[Stored items from a collection]

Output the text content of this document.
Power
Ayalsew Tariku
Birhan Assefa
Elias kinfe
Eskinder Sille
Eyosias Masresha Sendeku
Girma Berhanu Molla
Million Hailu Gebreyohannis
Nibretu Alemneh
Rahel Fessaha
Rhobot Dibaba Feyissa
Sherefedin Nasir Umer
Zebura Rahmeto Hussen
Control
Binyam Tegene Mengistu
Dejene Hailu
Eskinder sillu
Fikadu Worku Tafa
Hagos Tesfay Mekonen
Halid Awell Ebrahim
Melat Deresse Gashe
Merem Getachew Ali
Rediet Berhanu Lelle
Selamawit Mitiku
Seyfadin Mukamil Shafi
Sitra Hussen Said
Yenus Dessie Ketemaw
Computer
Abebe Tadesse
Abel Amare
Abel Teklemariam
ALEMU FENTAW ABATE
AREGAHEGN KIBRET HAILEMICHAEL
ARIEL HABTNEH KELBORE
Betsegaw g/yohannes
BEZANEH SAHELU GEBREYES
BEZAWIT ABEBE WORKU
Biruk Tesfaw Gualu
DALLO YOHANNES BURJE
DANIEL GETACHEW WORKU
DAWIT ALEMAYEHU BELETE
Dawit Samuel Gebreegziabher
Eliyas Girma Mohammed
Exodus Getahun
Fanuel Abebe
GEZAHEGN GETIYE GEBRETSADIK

---

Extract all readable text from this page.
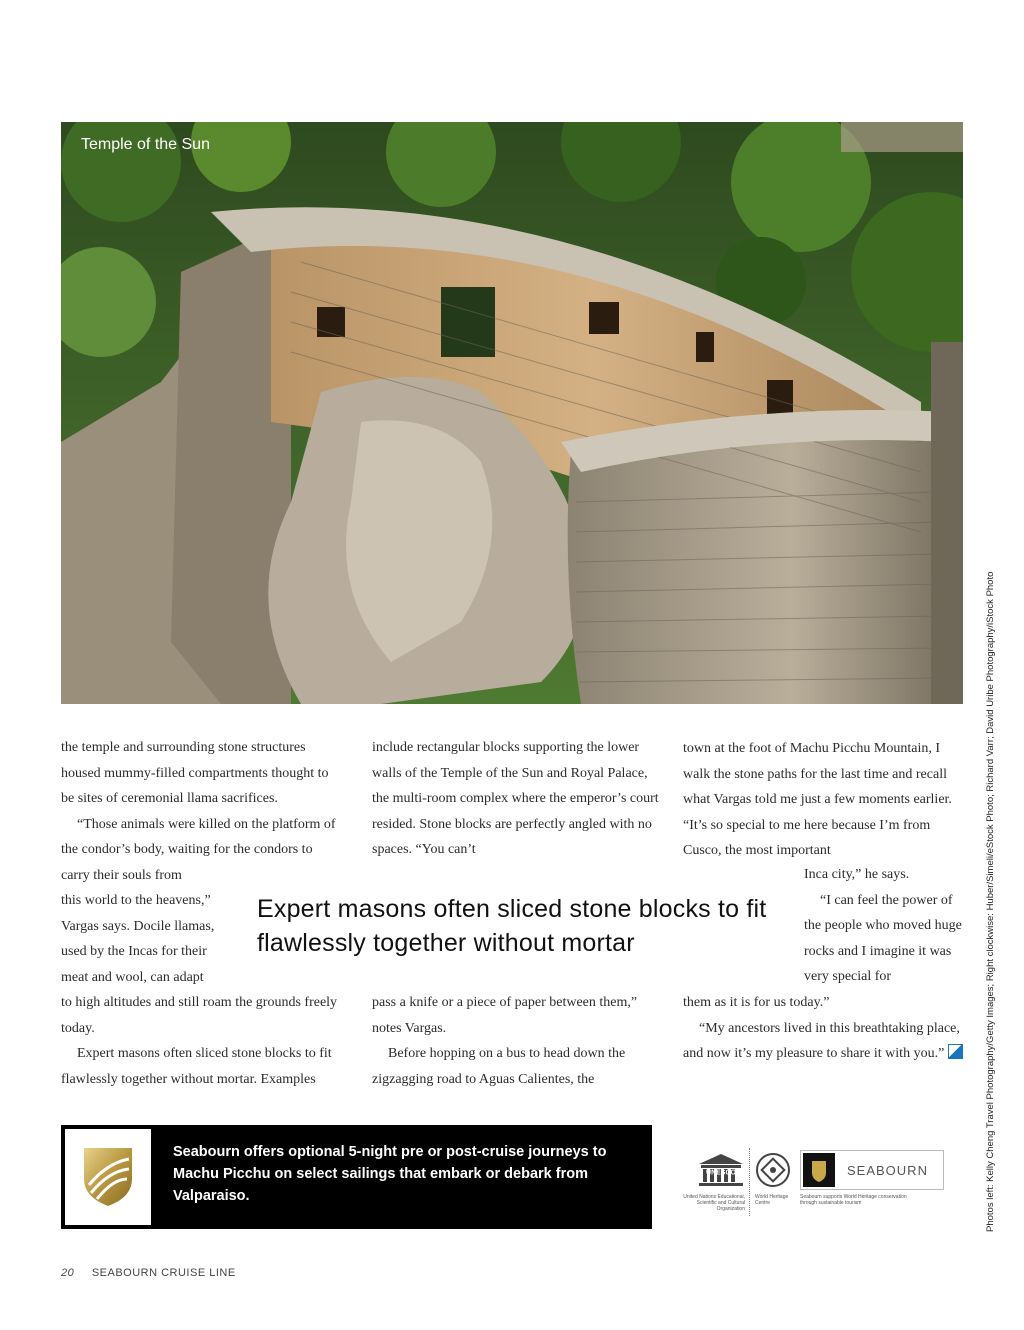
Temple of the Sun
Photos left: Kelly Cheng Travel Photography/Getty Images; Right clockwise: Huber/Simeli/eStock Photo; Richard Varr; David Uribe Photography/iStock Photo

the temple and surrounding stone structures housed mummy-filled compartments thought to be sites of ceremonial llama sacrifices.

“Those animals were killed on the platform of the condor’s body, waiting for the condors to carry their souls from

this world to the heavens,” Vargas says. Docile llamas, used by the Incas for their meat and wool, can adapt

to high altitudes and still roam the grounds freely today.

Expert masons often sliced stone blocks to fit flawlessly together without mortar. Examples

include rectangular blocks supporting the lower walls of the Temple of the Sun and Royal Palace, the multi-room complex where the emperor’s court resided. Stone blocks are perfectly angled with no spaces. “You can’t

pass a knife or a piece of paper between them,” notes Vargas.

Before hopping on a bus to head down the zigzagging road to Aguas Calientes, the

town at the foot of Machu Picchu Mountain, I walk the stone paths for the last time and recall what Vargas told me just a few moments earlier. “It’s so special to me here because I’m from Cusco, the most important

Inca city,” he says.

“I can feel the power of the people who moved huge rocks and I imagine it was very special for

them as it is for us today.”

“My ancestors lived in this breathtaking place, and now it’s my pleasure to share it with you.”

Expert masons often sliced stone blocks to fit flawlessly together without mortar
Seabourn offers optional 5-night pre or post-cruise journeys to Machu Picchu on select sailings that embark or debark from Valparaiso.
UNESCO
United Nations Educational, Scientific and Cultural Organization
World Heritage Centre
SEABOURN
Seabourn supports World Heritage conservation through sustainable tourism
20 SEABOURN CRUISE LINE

---

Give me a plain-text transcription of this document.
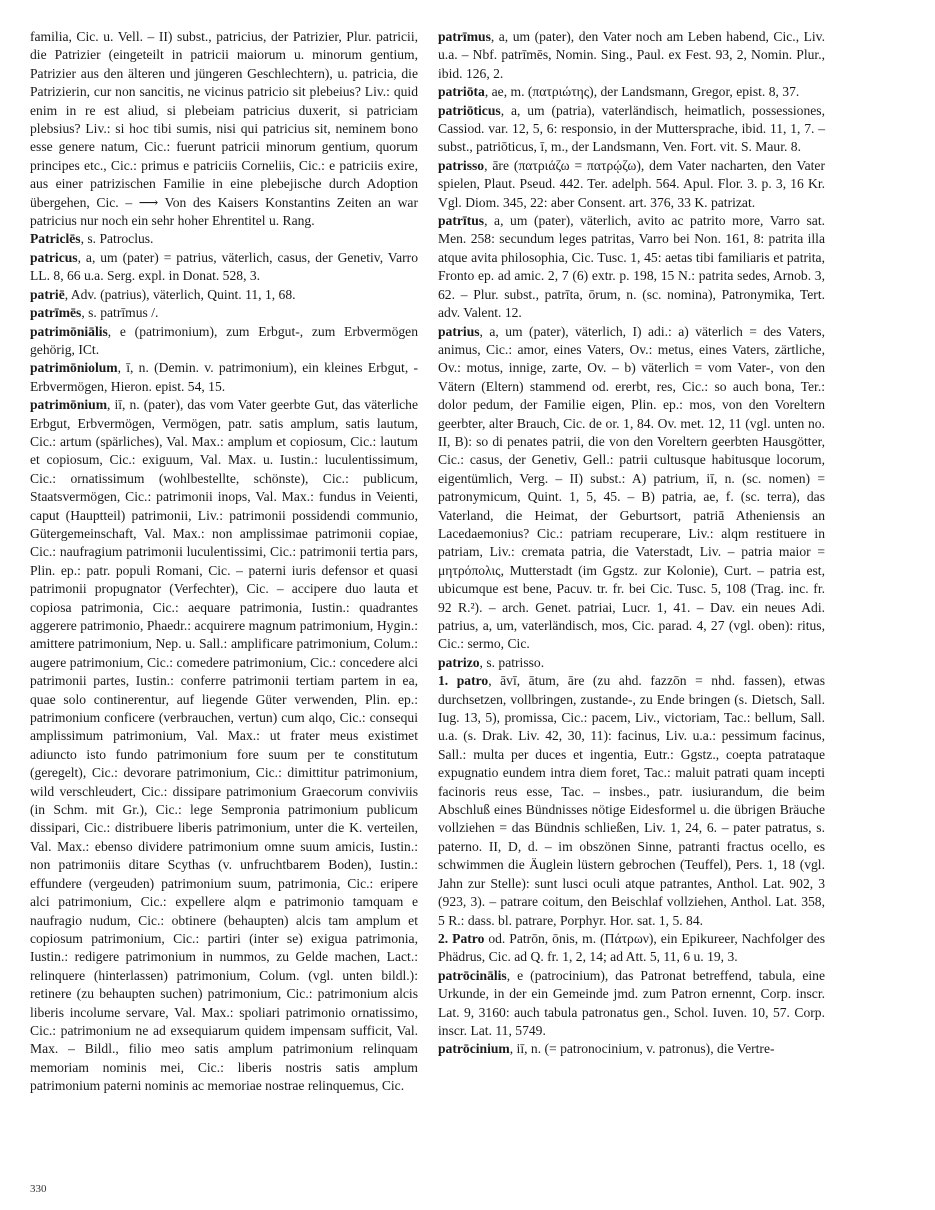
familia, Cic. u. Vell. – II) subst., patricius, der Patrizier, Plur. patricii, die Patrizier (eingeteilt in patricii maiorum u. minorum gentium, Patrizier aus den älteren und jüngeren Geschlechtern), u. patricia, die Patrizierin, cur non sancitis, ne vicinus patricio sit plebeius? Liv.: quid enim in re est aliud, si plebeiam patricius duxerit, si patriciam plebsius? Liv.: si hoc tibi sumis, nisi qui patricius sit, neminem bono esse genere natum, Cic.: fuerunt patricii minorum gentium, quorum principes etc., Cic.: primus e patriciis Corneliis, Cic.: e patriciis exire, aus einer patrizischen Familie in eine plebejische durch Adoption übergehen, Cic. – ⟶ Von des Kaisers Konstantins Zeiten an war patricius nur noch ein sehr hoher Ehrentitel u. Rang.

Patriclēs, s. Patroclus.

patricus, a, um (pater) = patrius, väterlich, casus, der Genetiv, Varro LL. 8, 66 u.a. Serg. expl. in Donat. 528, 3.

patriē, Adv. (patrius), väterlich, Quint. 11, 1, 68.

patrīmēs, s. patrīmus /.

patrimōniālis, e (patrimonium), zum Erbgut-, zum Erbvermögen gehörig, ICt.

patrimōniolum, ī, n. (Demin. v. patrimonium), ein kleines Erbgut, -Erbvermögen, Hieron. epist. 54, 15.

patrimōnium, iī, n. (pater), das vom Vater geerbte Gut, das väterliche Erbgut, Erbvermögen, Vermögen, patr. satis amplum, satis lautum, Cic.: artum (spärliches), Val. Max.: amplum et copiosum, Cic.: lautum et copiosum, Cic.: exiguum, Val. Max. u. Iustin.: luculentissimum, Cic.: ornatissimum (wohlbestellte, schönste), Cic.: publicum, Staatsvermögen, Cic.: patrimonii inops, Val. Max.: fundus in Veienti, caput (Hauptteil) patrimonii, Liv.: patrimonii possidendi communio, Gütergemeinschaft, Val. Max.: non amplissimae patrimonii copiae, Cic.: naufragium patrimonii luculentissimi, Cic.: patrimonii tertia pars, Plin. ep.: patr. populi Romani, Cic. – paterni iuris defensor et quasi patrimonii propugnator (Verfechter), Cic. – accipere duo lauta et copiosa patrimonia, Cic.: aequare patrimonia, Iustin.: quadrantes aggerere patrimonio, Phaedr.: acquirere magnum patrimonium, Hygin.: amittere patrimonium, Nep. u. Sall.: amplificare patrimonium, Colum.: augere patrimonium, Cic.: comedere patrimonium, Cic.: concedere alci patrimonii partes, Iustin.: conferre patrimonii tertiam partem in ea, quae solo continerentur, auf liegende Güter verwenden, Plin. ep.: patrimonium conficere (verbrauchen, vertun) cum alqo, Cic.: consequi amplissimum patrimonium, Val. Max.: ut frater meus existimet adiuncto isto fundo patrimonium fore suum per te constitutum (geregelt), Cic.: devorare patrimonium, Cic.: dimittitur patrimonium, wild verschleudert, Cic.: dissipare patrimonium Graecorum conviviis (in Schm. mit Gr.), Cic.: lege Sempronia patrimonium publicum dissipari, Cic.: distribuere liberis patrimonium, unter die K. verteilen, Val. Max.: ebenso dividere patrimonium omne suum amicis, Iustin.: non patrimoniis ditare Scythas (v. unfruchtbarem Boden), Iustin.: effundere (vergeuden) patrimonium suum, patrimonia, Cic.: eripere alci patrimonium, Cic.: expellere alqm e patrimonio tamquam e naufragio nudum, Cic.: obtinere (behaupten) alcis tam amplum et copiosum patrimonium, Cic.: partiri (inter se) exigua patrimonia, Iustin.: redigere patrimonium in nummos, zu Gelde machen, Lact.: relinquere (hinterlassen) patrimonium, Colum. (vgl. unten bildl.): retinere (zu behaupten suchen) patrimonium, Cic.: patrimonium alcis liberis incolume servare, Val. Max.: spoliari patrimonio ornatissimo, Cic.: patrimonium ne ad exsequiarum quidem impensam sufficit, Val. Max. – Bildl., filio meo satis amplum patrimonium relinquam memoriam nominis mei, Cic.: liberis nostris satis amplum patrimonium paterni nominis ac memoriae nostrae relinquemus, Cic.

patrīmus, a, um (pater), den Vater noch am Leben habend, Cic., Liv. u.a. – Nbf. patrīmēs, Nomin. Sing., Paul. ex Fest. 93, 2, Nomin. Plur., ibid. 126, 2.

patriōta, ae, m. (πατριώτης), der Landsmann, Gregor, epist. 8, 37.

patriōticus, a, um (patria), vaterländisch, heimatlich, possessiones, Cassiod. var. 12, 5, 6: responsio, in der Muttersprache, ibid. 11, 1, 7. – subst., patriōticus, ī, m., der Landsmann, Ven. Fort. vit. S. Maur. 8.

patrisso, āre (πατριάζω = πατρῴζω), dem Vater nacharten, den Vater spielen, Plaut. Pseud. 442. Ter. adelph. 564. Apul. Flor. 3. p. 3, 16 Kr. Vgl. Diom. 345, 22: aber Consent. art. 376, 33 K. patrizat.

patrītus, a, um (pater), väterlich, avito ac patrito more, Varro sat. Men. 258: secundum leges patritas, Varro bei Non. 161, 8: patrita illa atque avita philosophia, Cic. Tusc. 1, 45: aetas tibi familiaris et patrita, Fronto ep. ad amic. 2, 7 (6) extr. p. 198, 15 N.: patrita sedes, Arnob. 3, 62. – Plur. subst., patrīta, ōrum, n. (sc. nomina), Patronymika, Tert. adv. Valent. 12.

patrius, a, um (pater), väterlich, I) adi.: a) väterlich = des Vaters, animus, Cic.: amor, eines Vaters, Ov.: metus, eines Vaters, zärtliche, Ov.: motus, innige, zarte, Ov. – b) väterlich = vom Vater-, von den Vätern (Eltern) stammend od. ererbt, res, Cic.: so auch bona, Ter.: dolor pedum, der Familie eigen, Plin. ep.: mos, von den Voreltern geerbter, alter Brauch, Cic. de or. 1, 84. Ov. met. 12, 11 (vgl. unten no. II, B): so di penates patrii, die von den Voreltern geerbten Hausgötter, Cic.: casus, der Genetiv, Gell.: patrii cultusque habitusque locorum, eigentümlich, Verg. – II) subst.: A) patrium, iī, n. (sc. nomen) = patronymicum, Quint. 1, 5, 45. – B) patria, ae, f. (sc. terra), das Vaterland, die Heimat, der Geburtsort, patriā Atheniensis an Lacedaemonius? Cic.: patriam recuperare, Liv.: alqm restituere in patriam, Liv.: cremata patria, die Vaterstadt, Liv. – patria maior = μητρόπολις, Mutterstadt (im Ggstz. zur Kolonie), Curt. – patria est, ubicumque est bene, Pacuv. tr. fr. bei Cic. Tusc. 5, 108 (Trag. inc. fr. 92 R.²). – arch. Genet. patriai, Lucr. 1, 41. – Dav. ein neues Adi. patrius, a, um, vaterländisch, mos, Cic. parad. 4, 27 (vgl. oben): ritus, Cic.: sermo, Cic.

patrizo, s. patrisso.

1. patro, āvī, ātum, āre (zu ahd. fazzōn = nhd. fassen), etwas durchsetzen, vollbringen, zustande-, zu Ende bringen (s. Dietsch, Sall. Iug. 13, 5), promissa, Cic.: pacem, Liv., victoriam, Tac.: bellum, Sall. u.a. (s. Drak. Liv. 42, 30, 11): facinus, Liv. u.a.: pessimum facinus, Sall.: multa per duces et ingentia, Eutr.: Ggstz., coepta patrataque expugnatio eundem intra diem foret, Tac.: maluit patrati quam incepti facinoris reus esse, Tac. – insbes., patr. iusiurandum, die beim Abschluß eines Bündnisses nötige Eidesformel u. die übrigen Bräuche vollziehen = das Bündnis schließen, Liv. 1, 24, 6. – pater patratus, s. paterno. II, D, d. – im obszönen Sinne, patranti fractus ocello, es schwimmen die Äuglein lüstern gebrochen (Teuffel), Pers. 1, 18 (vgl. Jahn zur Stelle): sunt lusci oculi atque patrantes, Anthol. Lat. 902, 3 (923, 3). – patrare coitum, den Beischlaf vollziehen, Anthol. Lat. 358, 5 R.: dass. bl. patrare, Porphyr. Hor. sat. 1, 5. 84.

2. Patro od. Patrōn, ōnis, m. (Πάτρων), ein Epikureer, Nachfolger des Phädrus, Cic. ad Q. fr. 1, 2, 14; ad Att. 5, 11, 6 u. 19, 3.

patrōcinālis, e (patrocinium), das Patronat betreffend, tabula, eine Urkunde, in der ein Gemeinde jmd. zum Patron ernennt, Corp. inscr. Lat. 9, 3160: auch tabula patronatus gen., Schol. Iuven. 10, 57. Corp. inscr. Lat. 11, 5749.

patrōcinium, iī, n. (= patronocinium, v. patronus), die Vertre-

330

THE TASK: Locate and copy each line in the data above that includes the word "patrisso".

WRITTEN ANSWER:
patrisso, āre (πατριάζω = πατρῴζω), dem Vater nacharten, den Vater spielen, Plaut. Pseud. 442. Ter. adelph. 564. Apul. Flor. 3. p. 3, 16 Kr. Vgl. Diom. 345, 22: aber Consent. art. 376, 33 K. patrizat.
patrizo, s. patrisso.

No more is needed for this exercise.